• _Short exercise_
Locate every line in the material below that has the word "przez". Copy each of those lines.

::: Task material :::

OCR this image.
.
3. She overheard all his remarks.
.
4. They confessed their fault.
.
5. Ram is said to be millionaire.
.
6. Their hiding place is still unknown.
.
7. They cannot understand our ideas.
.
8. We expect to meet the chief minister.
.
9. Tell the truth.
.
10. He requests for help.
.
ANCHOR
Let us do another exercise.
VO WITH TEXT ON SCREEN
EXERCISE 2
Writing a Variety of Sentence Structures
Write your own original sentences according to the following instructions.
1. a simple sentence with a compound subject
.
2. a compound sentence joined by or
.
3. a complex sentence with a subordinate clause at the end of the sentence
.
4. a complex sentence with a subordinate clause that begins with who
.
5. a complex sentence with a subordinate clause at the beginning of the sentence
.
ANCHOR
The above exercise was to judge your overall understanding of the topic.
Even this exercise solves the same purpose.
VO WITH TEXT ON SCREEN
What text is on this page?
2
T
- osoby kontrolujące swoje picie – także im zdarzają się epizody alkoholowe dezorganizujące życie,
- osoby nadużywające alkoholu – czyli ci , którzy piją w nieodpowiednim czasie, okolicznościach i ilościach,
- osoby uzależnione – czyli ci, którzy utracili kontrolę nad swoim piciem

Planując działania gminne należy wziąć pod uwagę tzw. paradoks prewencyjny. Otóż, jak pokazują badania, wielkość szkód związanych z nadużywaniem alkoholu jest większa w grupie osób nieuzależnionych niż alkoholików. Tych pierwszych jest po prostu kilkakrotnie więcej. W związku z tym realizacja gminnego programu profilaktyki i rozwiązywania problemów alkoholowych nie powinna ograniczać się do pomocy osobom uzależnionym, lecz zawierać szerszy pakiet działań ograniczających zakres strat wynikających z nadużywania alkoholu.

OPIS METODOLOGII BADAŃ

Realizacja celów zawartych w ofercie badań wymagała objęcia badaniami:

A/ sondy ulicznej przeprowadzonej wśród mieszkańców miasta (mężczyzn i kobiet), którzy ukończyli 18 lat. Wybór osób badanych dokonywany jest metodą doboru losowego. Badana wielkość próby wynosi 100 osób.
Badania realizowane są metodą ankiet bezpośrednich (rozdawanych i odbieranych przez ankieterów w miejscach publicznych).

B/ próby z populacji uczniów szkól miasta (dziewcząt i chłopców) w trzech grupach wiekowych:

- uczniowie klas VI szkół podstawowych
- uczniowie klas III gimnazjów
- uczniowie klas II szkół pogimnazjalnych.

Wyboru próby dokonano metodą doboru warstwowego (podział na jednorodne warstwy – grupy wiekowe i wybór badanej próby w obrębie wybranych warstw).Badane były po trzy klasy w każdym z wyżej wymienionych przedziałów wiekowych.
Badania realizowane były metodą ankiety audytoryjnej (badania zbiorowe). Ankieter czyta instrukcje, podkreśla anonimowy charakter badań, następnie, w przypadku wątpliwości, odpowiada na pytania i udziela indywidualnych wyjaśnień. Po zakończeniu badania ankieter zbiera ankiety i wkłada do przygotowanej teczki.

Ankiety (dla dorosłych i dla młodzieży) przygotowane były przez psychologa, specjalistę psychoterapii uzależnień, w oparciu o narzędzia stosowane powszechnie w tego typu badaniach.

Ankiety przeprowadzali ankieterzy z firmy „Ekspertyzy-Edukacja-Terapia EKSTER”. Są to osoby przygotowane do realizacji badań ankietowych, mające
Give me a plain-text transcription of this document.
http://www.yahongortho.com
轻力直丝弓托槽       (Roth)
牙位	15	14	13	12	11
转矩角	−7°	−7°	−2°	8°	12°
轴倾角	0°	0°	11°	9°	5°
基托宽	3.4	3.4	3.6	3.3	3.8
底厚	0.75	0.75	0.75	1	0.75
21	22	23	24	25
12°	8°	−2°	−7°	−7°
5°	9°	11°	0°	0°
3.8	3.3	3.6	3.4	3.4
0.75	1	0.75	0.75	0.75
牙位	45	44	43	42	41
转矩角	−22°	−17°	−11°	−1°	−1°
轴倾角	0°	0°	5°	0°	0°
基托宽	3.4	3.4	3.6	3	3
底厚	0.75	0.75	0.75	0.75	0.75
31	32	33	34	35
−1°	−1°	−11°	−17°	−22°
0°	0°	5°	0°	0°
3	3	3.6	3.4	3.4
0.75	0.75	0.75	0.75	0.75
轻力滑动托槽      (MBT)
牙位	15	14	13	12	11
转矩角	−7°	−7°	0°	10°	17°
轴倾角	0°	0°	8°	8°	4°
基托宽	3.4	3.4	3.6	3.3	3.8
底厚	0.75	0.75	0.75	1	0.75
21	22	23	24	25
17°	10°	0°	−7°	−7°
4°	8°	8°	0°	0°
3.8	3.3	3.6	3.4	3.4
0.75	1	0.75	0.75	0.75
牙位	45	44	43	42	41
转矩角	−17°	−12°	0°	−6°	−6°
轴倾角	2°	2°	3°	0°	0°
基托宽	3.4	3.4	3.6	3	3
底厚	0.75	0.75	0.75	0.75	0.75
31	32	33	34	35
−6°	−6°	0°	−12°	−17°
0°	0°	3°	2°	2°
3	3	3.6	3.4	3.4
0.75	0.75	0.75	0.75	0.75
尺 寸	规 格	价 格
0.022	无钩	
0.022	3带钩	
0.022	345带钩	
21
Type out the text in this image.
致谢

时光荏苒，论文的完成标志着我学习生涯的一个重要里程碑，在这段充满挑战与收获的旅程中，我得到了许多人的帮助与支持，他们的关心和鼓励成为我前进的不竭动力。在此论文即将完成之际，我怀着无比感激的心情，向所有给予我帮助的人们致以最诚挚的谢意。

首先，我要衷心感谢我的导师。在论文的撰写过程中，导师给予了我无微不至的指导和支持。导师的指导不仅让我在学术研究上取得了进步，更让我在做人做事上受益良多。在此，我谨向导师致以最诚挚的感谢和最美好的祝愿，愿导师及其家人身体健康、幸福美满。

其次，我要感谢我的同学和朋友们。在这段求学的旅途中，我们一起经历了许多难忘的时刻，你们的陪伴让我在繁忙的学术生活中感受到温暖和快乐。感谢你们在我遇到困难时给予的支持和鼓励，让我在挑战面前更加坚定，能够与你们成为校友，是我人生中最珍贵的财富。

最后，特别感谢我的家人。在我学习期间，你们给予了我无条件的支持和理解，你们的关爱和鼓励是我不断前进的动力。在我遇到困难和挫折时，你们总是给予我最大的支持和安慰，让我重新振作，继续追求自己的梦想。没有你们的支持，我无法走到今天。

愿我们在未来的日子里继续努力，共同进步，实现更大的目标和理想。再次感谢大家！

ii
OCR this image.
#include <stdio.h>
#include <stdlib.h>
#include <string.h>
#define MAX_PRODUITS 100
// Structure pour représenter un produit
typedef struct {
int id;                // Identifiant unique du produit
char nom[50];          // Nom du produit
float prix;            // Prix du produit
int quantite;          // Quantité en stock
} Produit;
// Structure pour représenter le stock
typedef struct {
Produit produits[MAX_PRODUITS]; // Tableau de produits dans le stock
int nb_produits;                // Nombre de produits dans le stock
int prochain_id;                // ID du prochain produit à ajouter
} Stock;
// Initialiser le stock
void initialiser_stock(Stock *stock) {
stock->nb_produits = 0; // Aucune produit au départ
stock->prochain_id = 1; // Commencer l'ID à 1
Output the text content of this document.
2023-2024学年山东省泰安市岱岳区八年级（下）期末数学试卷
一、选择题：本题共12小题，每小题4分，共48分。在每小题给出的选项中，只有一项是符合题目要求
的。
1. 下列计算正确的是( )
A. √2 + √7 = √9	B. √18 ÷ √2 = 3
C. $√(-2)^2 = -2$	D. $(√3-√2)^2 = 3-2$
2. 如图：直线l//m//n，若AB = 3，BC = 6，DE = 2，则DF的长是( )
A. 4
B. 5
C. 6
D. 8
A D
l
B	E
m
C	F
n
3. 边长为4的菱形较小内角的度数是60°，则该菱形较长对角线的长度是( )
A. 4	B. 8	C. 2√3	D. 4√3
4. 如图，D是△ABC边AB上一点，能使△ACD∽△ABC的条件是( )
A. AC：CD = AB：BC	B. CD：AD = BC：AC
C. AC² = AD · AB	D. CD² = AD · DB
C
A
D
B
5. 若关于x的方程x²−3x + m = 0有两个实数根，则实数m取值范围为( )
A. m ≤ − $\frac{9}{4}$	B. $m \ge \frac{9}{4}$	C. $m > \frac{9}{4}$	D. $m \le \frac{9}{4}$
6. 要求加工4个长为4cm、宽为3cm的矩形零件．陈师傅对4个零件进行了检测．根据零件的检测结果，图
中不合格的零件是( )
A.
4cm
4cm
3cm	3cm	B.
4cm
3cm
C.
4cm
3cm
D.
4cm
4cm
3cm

:::

• _Full answer_
Badania realizowane są metodą ankiet bezpośrednich (rozdawanych i odbieranych przez ankieterów w miejscach publicznych).
Ankiety (dla dorosłych i dla młodzieży) przygotowane były przez psychologa, specjalistę psychoterapii uzależnień, w oparciu o narzędzia stosowane powszechnie w tego typu badaniach.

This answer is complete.